[Collected data entries]
******
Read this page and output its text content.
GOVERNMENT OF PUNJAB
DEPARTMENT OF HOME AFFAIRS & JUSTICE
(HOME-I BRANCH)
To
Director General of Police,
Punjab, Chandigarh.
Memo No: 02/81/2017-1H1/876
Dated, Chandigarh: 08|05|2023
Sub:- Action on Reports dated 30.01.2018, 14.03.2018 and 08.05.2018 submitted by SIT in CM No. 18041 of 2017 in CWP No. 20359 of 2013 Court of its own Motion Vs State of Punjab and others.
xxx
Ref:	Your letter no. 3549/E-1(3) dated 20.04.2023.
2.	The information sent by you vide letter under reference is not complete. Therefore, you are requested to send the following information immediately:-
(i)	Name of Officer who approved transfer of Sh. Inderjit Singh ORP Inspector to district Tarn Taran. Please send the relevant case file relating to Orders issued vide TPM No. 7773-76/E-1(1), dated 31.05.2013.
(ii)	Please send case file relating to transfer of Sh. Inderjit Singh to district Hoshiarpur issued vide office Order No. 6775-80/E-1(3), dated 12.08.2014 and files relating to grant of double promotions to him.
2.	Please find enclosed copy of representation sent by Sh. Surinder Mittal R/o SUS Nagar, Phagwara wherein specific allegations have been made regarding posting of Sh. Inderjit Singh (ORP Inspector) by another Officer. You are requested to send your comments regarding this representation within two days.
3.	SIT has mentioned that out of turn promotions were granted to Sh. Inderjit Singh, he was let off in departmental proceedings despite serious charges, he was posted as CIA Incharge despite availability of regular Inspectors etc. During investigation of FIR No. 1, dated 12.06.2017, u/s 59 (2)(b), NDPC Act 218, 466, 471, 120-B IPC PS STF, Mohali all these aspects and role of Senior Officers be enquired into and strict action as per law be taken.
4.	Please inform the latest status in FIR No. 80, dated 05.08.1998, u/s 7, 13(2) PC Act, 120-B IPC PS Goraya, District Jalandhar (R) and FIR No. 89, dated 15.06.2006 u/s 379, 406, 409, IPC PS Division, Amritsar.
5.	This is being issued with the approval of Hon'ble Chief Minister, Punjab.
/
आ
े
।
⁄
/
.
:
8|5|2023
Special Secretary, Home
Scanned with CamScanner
******
§ **WHAT THE TASK ASKS**:
Scan the material and collect every line that contains "Singh".

§ **SOLUTION FOR THIS PROBLEM**:
(i)	Name of Officer who approved transfer of Sh. Inderjit Singh ORP Inspector to district Tarn Taran. Please send the relevant case file relating to Orders issued vide TPM No. 7773-76/E-1(1), dated 31.05.2013.
(ii)	Please send case file relating to transfer of Sh. Inderjit Singh to district Hoshiarpur issued vide office Order No. 6775-80/E-1(3), dated 12.08.2014 and files relating to grant of double promotions to him.
2.	Please find enclosed copy of representation sent by Sh. Surinder Mittal R/o SUS Nagar, Phagwara wherein specific allegations have been made regarding posting of Sh. Inderjit Singh (ORP Inspector) by another Officer. You are requested to send your comments regarding this representation within two days.
3.	SIT has mentioned that out of turn promotions were granted to Sh. Inderjit Singh, he was let off in departmental proceedings despite serious charges, he was posted as CIA Incharge despite availability of regular Inspectors etc. During investigation of FIR No. 1, dated 12.06.2017, u/s 59 (2)(b), NDPC Act 218, 466, 471, 120-B IPC PS STF, Mohali all these aspects and role of Senior Officers be enquired into and strict action as per law be taken.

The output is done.